_TEXT SECTION_
-- -- --

Friday, March 28, 2008

Margaret Mead


Instead of being presented with stereotypes by age, sex, color, class, or religion, children must have the opportunity to learn that within each range, some people are loathsome and some are delightful.

It is an open question whether any behavior based on fear of eternal punishment can be regarded as ethical or should be regarded as merely cowardly.
Margaret Mead

born December 16, 1901, Philadelphia, Pa., U.S.
died November 15, 1978, New York, N.Y.


Margaret Mead.
© Bettmann/Corbis
American anthropologist whose great fame owed as much to the force of her personality and her outspokenness as it did to the quality of her scientific work.

Mead entered DePauw University in 1919 and transferred to Barnard College a year later. She graduated from Barnard in 1923 and entered the graduate school of Columbia University, where she studied with and was greatly influenced by anthropologists Franz Boas and Ruth Benedict (a lifelong friend). Mead received an M.A. in 1924 and a Ph.D. in 1929. In 1925, during the first of her many field trips to the South Seas, she gathered material for the first of her 23 books, Coming of Age in Samoa (1928; new ed., 1968), a perennial best-seller and a characteristic example of her reliance on observation rather than statistics for data. The book clearly indicates her belief in cultural determinism, a position that caused some later 20th-century anthropologists to question both the accuracy of her observations and the soundness of her conclusions.

-- -- --

_RECORDS SUPPLIED_
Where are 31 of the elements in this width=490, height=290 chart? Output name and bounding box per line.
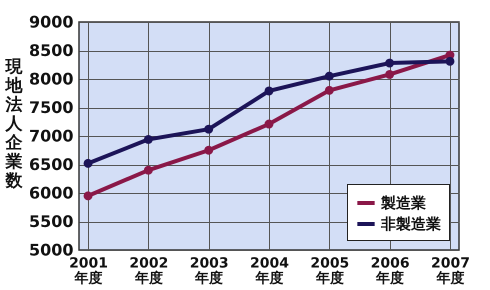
point	[84, 191, 93, 200]
y-tick-label: 6000	[28, 184, 74, 202]
y-tick-label: 7000	[28, 126, 74, 146]
x-tick-label: 2006 年度	[370, 256, 410, 286]
x-tick-label: 2003 年度	[190, 256, 229, 286]
point	[264, 86, 274, 96]
y-tick-label: 9000	[28, 12, 74, 32]
x-tick-label: 2004 年度	[250, 256, 290, 286]
point	[204, 146, 214, 155]
point	[445, 56, 454, 66]
point	[324, 72, 334, 81]
point	[324, 86, 334, 95]
point	[84, 158, 93, 168]
x-tick-label: 2002 年度	[129, 256, 168, 286]
point	[144, 134, 153, 144]
x-tick-label: 2005 年度	[310, 256, 350, 286]
point	[385, 58, 394, 68]
legend-label: 製造業	[380, 194, 426, 212]
x-tick-label: 2007 年度	[430, 256, 470, 286]
y-tick-label: 7500	[28, 98, 74, 117]
y-tick-label: 8500	[28, 41, 74, 60]
x-tick-label: 2001 年度	[69, 256, 108, 286]
point	[204, 124, 214, 134]
y-tick-label: 8000	[28, 70, 74, 88]
y-tick-label: 6500	[28, 155, 74, 174]
point	[385, 70, 394, 79]
legend-label: 非製造業	[380, 215, 441, 233]
point	[264, 120, 274, 128]
point	[144, 166, 153, 175]
y-axis-title: 現地法人企業数	[4, 57, 24, 191]
y-tick-label: 5500	[28, 212, 74, 231]
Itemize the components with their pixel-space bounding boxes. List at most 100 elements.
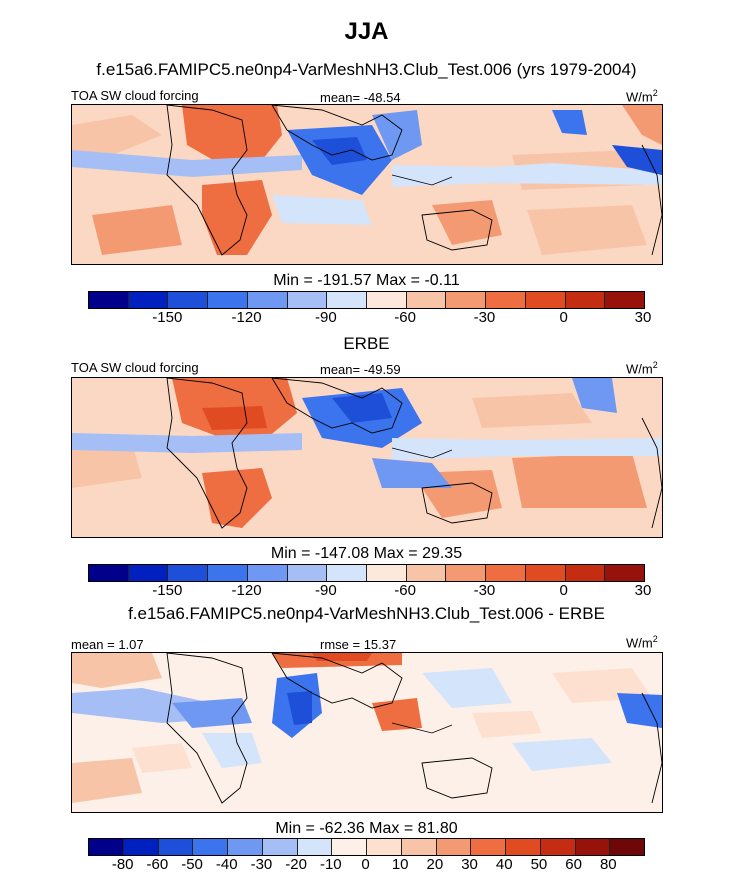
colorbar-box [247, 292, 288, 308]
panel-1-title: f.e15a6.FAMIPC5.ne0np4-VarMeshNH3.Club_T… [96, 60, 637, 79]
colorbar-box [471, 839, 506, 855]
colorbar-box [486, 292, 526, 308]
colorbar-tick-label: -20 [285, 856, 307, 873]
panel-3-map [71, 652, 663, 813]
colorbar-box [168, 565, 209, 581]
colorbar-box [247, 565, 288, 581]
colorbar-tick-label: -30 [473, 309, 496, 326]
colorbar-box [446, 565, 487, 581]
panel-1-left-label: TOA SW cloud forcing [71, 88, 199, 103]
colorbar-tick-label: 0 [361, 856, 370, 873]
colorbar-box [287, 292, 328, 308]
colorbar-tick-label: 40 [495, 856, 513, 873]
colorbar-tick-label: -30 [250, 856, 273, 873]
colorbar-box [208, 292, 248, 308]
colorbar-box [525, 292, 566, 308]
colorbar-tick-label: 20 [426, 856, 444, 873]
panel-1-minmax: Min = -191.57 Max = -0.11 [273, 272, 460, 289]
colorbar-box [128, 565, 169, 581]
colorbar-box [332, 839, 367, 855]
colorbar-box [327, 565, 368, 581]
colorbar-box [565, 565, 606, 581]
colorbar-box [128, 292, 169, 308]
colorbar-tick-label: -90 [315, 309, 337, 326]
colorbar-box [436, 839, 472, 855]
figure-title: JJA [344, 18, 389, 45]
panel-3-mean-label: mean = 1.07 [71, 637, 144, 652]
colorbar-box [367, 565, 407, 581]
colorbar-tick-label: 30 [634, 309, 652, 326]
colorbar-tick-label: -30 [473, 582, 496, 599]
colorbar-tick-label: 30 [461, 856, 478, 873]
colorbar-box [193, 839, 228, 855]
panel-1-colorbar [88, 291, 645, 309]
colorbar-box [540, 839, 576, 855]
colorbar-tick-label: -80 [111, 856, 134, 873]
colorbar-tick-label: -90 [315, 582, 337, 599]
colorbar-box [401, 839, 437, 855]
colorbar-box [287, 565, 328, 581]
colorbar-box [89, 565, 129, 581]
colorbar-box [367, 839, 402, 855]
panel-3-colorbar [88, 838, 645, 856]
colorbar-box [158, 839, 194, 855]
colorbar-box [327, 292, 368, 308]
colorbar-tick-label: 0 [559, 582, 568, 599]
panel-2-map [71, 377, 663, 538]
colorbar-tick-label: -150 [152, 582, 183, 599]
colorbar-box [89, 292, 129, 308]
colorbar-tick-label: -40 [215, 856, 238, 873]
colorbar-box [297, 839, 333, 855]
colorbar-box [367, 292, 407, 308]
colorbar-box [610, 839, 644, 855]
colorbar-box [168, 292, 209, 308]
panel-2-title: ERBE [343, 334, 390, 353]
colorbar-tick-label: 0 [559, 309, 568, 326]
colorbar-tick-label: 80 [599, 856, 617, 873]
colorbar-tick-label: -120 [231, 582, 262, 599]
panel-3-rmse-label: rmse = 15.37 [320, 637, 397, 652]
colorbar-tick-label: -120 [231, 309, 262, 326]
panel-2-units: W/m2 [626, 360, 658, 377]
colorbar-box [525, 565, 566, 581]
colorbar-tick-label: 10 [391, 856, 409, 873]
colorbar-box [605, 292, 645, 308]
panel-3-units: W/m2 [626, 634, 658, 651]
panel-1-mean-label: mean= -48.54 [320, 90, 401, 105]
colorbar-tick-label: -150 [152, 309, 183, 326]
colorbar-box [506, 839, 541, 855]
panel-1-units: W/m2 [626, 88, 658, 105]
colorbar-tick-label: -10 [319, 856, 342, 873]
colorbar-box [89, 839, 124, 855]
panel-3-map-field [72, 653, 662, 812]
colorbar-tick-label: 60 [565, 856, 582, 873]
colorbar-box [228, 839, 263, 855]
colorbar-box [406, 292, 447, 308]
colorbar-box [446, 292, 487, 308]
panel-3-minmax: Min = -62.36 Max = 81.80 [275, 820, 458, 837]
panel-2-left-label: TOA SW cloud forcing [71, 360, 199, 375]
colorbar-box [486, 565, 526, 581]
panel-2-minmax: Min = -147.08 Max = 29.35 [270, 545, 463, 562]
panel-2-colorbar [88, 564, 645, 582]
colorbar-tick-label: -60 [394, 309, 416, 326]
colorbar-tick-label: -60 [146, 856, 169, 873]
panel-1-colorbar-ticks: -150 -120 -90 -60 -30 0 30 [88, 309, 651, 327]
colorbar-box [208, 565, 248, 581]
panel-2-colorbar-ticks: -150 -120 -90 -60 -30 0 30 [88, 582, 651, 600]
colorbar-tick-label: -60 [394, 582, 416, 599]
panel-1-map-field [72, 105, 662, 264]
colorbar-box [123, 839, 159, 855]
colorbar-tick-label: 50 [530, 856, 548, 873]
panel-3-colorbar-ticks: -80 -60 -50 -40 -30 -20 -10 0 10 20 30 40 50 60 80 [88, 856, 643, 874]
panel-2-mean-label: mean= -49.59 [320, 362, 401, 377]
colorbar-box [262, 839, 298, 855]
colorbar-box [565, 292, 606, 308]
panel-3-title: f.e15a6.FAMIPC5.ne0np4-VarMeshNH3.Club_T… [128, 604, 605, 623]
colorbar-box [575, 839, 611, 855]
colorbar-box [406, 565, 447, 581]
colorbar-tick-label: -50 [181, 856, 203, 873]
panel-1-map [71, 104, 663, 265]
colorbar-tick-label: 30 [634, 582, 652, 599]
colorbar-box [605, 565, 645, 581]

-- -- --

_AIM_
Continue the Margaret Mead profile above, picking up right after its last sentence.

_OUTPUT FOR THIS TASK_
During her many years with the American Museum of Natural History in New York City, she successively served as assistant curator (1926–42), associate curator (1942–64), curator of ethnology (1964–69), and curator emeritus (1969–78). Her contributions to science received special recognition when, at the age of 72, she was elected to the presidency of the American Association for the Advancement of Science. In 1979 she was posthumously awarded the Presidential Medal of Freedom, the United States's highest civilian honour.

As an anthropologist, Mead was best known for her studies of the nonliterate peoples of Oceania, especially with regard to various aspects of psychology and culture, the cultural conditioning of sexual behaviour, natural character, and culture change. As a celebrity, she was most notable for her forays into such far-ranging topics as women's rights, childrearing, sexual morality, nuclear proliferation, race relations, drug abuse, population control, environmental pollution, and world hunger.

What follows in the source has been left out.